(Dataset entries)
----------

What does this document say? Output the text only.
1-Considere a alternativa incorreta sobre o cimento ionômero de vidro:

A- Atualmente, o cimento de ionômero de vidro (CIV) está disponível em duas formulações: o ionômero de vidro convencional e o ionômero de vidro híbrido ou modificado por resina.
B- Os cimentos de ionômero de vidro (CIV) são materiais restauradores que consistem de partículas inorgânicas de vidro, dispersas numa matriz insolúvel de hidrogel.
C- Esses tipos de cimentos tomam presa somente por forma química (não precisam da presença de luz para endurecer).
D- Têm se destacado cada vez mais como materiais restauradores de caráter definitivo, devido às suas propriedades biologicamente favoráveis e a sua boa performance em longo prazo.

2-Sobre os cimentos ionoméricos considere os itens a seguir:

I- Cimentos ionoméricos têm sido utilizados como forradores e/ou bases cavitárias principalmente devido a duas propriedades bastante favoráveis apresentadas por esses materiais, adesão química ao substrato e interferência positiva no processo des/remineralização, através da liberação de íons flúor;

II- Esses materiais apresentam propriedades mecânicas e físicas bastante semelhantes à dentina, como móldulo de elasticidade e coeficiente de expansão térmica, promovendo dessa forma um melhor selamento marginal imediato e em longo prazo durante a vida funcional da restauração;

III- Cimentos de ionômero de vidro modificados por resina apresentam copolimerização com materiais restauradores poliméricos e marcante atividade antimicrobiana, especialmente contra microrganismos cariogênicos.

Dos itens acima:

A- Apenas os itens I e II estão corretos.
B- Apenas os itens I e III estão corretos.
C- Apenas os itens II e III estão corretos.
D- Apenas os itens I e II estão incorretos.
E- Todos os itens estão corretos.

----------

**Task goal**
Give back all the data exactly as written.

**Solution**
What does this document say? Output the text only.
1-Considere a alternativa incorreta sobre o cimento ionômero de vidro:

A- Atualmente, o cimento de ionômero de vidro (CIV) está disponível em duas formulações: o ionômero de vidro convencional e o ionômero de vidro híbrido ou modificado por resina.
B- Os cimentos de ionômero de vidro (CIV) são materiais restauradores que consistem de partículas inorgânicas de vidro, dispersas numa matriz insolúvel de hidrogel.
C- Esses tipos de cimentos tomam presa somente por forma química (não precisam da presença de luz para endurecer).
D- Têm se destacado cada vez mais como materiais restauradores de caráter definitivo, devido às suas propriedades biologicamente favoráveis e a sua boa performance em longo prazo.

2-Sobre os cimentos ionoméricos considere os itens a seguir:

I- Cimentos ionoméricos têm sido utilizados como forradores e/ou bases cavitárias principalmente devido a duas propriedades bastante favoráveis apresentadas por esses materiais, adesão química ao substrato e interferência positiva no processo des/remineralização, através da liberação de íons flúor;

II- Esses materiais apresentam propriedades mecânicas e físicas bastante semelhantes à dentina, como móldulo de elasticidade e coeficiente de expansão térmica, promovendo dessa forma um melhor selamento marginal imediato e em longo prazo durante a vida funcional da restauração;

III- Cimentos de ionômero de vidro modificados por resina apresentam copolimerização com materiais restauradores poliméricos e marcante atividade antimicrobiana, especialmente contra microrganismos cariogênicos.

Dos itens acima:

A- Apenas os itens I e II estão corretos.
B- Apenas os itens I e III estão corretos.
C- Apenas os itens II e III estão corretos.
D- Apenas os itens I e II estão incorretos.
E- Todos os itens estão corretos.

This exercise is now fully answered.